**DO THIS**
An exact copy of every record is needed.

**Dataset entries**

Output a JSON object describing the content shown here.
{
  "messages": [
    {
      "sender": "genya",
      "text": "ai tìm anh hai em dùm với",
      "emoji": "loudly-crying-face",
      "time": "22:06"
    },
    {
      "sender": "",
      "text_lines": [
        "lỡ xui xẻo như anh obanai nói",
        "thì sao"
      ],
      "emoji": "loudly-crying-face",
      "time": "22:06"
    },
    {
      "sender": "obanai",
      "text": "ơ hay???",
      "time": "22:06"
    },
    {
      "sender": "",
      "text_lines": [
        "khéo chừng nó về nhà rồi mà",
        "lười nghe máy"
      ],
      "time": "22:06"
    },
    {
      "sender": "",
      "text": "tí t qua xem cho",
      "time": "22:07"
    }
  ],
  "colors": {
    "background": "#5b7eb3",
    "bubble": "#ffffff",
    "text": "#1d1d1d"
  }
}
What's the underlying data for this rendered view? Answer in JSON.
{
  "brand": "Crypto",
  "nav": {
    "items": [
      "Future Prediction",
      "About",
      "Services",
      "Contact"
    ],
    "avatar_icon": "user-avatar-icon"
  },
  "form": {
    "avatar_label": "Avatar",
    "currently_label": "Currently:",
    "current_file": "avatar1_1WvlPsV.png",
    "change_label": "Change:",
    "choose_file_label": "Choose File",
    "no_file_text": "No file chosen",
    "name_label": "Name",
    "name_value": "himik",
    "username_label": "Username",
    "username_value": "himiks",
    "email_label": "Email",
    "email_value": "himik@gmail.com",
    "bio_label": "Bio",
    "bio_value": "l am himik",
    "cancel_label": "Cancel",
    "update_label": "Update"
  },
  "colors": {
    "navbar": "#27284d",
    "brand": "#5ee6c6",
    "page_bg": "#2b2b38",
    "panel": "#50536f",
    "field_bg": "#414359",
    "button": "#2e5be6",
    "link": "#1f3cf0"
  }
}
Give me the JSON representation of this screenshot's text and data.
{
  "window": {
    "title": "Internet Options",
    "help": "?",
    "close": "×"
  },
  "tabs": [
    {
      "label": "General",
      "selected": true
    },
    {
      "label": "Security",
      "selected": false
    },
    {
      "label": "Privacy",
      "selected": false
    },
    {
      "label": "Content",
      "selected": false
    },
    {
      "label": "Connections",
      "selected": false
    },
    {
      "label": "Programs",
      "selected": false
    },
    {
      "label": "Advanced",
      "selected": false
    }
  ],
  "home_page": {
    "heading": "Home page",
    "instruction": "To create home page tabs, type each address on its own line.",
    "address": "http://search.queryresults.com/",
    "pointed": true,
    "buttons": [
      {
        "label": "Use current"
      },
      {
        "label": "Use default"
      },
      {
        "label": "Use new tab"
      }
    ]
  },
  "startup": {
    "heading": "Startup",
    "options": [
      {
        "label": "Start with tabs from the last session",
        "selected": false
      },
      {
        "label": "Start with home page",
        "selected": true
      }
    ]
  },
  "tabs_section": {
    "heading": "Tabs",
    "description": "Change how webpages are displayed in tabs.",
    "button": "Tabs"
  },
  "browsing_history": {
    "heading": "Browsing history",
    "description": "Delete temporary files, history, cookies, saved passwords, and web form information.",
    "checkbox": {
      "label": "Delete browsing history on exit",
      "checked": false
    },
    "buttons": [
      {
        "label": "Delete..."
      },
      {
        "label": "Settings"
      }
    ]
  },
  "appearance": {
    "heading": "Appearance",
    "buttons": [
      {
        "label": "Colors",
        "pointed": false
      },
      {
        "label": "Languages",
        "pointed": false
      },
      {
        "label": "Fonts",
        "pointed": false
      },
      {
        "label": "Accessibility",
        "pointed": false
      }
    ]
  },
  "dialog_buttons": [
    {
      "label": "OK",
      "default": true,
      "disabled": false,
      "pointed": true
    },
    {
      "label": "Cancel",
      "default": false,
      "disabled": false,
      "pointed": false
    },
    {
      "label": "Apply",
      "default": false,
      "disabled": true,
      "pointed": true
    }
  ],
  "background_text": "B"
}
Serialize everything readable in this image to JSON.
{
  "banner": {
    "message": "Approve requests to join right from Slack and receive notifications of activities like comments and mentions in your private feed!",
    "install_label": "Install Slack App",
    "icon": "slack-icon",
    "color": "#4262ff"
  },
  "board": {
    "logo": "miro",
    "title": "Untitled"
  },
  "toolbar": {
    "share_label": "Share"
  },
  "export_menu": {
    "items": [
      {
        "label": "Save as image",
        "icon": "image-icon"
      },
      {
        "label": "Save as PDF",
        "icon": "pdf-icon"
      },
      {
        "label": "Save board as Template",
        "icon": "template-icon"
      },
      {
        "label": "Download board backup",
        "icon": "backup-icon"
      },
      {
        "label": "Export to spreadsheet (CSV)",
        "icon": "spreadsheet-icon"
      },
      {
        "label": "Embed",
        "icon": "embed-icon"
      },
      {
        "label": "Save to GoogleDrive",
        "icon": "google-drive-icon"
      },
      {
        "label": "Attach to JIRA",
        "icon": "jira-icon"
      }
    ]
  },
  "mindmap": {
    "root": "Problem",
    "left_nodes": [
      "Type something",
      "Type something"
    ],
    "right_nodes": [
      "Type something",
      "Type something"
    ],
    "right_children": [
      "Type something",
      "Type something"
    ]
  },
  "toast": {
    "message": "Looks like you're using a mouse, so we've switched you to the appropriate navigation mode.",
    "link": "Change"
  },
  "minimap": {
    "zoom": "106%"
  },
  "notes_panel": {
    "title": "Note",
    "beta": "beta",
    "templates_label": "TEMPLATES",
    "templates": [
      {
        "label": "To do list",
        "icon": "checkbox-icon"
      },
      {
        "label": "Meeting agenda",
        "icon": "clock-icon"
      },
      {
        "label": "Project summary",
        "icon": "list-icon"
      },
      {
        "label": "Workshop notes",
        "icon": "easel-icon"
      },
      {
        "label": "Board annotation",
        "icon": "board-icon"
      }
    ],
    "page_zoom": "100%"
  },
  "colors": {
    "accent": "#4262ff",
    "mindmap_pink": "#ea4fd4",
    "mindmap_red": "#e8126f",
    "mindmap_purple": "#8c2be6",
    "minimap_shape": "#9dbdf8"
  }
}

**OUTPUT BELOW**
Output a JSON object describing the content shown here.
{
  "messages": [
    {
      "sender": "genya",
      "text": "ai tìm anh hai em dùm với",
      "emoji": "loudly-crying-face",
      "time": "22:06"
    },
    {
      "sender": "",
      "text_lines": [
        "lỡ xui xẻo như anh obanai nói",
        "thì sao"
      ],
      "emoji": "loudly-crying-face",
      "time": "22:06"
    },
    {
      "sender": "obanai",
      "text": "ơ hay???",
      "time": "22:06"
    },
    {
      "sender": "",
      "text_lines": [
        "khéo chừng nó về nhà rồi mà",
        "lười nghe máy"
      ],
      "time": "22:06"
    },
    {
      "sender": "",
      "text": "tí t qua xem cho",
      "time": "22:07"
    }
  ],
  "colors": {
    "background": "#5b7eb3",
    "bubble": "#ffffff",
    "text": "#1d1d1d"
  }
}
What's the underlying data for this rendered view? Answer in JSON.
{
  "brand": "Crypto",
  "nav": {
    "items": [
      "Future Prediction",
      "About",
      "Services",
      "Contact"
    ],
    "avatar_icon": "user-avatar-icon"
  },
  "form": {
    "avatar_label": "Avatar",
    "currently_label": "Currently:",
    "current_file": "avatar1_1WvlPsV.png",
    "change_label": "Change:",
    "choose_file_label": "Choose File",
    "no_file_text": "No file chosen",
    "name_label": "Name",
    "name_value": "himik",
    "username_label": "Username",
    "username_value": "himiks",
    "email_label": "Email",
    "email_value": "himik@gmail.com",
    "bio_label": "Bio",
    "bio_value": "l am himik",
    "cancel_label": "Cancel",
    "update_label": "Update"
  },
  "colors": {
    "navbar": "#27284d",
    "brand": "#5ee6c6",
    "page_bg": "#2b2b38",
    "panel": "#50536f",
    "field_bg": "#414359",
    "button": "#2e5be6",
    "link": "#1f3cf0"
  }
}
Give me the JSON representation of this screenshot's text and data.
{
  "window": {
    "title": "Internet Options",
    "help": "?",
    "close": "×"
  },
  "tabs": [
    {
      "label": "General",
      "selected": true
    },
    {
      "label": "Security",
      "selected": false
    },
    {
      "label": "Privacy",
      "selected": false
    },
    {
      "label": "Content",
      "selected": false
    },
    {
      "label": "Connections",
      "selected": false
    },
    {
      "label": "Programs",
      "selected": false
    },
    {
      "label": "Advanced",
      "selected": false
    }
  ],
  "home_page": {
    "heading": "Home page",
    "instruction": "To create home page tabs, type each address on its own line.",
    "address": "http://search.queryresults.com/",
    "pointed": true,
    "buttons": [
      {
        "label": "Use current"
      },
      {
        "label": "Use default"
      },
      {
        "label": "Use new tab"
      }
    ]
  },
  "startup": {
    "heading": "Startup",
    "options": [
      {
        "label": "Start with tabs from the last session",
        "selected": false
      },
      {
        "label": "Start with home page",
        "selected": true
      }
    ]
  },
  "tabs_section": {
    "heading": "Tabs",
    "description": "Change how webpages are displayed in tabs.",
    "button": "Tabs"
  },
  "browsing_history": {
    "heading": "Browsing history",
    "description": "Delete temporary files, history, cookies, saved passwords, and web form information.",
    "checkbox": {
      "label": "Delete browsing history on exit",
      "checked": false
    },
    "buttons": [
      {
        "label": "Delete..."
      },
      {
        "label": "Settings"
      }
    ]
  },
  "appearance": {
    "heading": "Appearance",
    "buttons": [
      {
        "label": "Colors",
        "pointed": false
      },
      {
        "label": "Languages",
        "pointed": false
      },
      {
        "label": "Fonts",
        "pointed": false
      },
      {
        "label": "Accessibility",
        "pointed": false
      }
    ]
  },
  "dialog_buttons": [
    {
      "label": "OK",
      "default": true,
      "disabled": false,
      "pointed": true
    },
    {
      "label": "Cancel",
      "default": false,
      "disabled": false,
      "pointed": false
    },
    {
      "label": "Apply",
      "default": false,
      "disabled": true,
      "pointed": true
    }
  ],
  "background_text": "B"
}
Serialize everything readable in this image to JSON.
{
  "banner": {
    "message": "Approve requests to join right from Slack and receive notifications of activities like comments and mentions in your private feed!",
    "install_label": "Install Slack App",
    "icon": "slack-icon",
    "color": "#4262ff"
  },
  "board": {
    "logo": "miro",
    "title": "Untitled"
  },
  "toolbar": {
    "share_label": "Share"
  },
  "export_menu": {
    "items": [
      {
        "label": "Save as image",
        "icon": "image-icon"
      },
      {
        "label": "Save as PDF",
        "icon": "pdf-icon"
      },
      {
        "label": "Save board as Template",
        "icon": "template-icon"
      },
      {
        "label": "Download board backup",
        "icon": "backup-icon"
      },
      {
        "label": "Export to spreadsheet (CSV)",
        "icon": "spreadsheet-icon"
      },
      {
        "label": "Embed",
        "icon": "embed-icon"
      },
      {
        "label": "Save to GoogleDrive",
        "icon": "google-drive-icon"
      },
      {
        "label": "Attach to JIRA",
        "icon": "jira-icon"
      }
    ]
  },
  "mindmap": {
    "root": "Problem",
    "left_nodes": [
      "Type something",
      "Type something"
    ],
    "right_nodes": [
      "Type something",
      "Type something"
    ],
    "right_children": [
      "Type something",
      "Type something"
    ]
  },
  "toast": {
    "message": "Looks like you're using a mouse, so we've switched you to the appropriate navigation mode.",
    "link": "Change"
  },
  "minimap": {
    "zoom": "106%"
  },
  "notes_panel": {
    "title": "Note",
    "beta": "beta",
    "templates_label": "TEMPLATES",
    "templates": [
      {
        "label": "To do list",
        "icon": "checkbox-icon"
      },
      {
        "label": "Meeting agenda",
        "icon": "clock-icon"
      },
      {
        "label": "Project summary",
        "icon": "list-icon"
      },
      {
        "label": "Workshop notes",
        "icon": "easel-icon"
      },
      {
        "label": "Board annotation",
        "icon": "board-icon"
      }
    ],
    "page_zoom": "100%"
  },
  "colors": {
    "accent": "#4262ff",
    "mindmap_pink": "#ea4fd4",
    "mindmap_red": "#e8126f",
    "mindmap_purple": "#8c2be6",
    "minimap_shape": "#9dbdf8"
  }
}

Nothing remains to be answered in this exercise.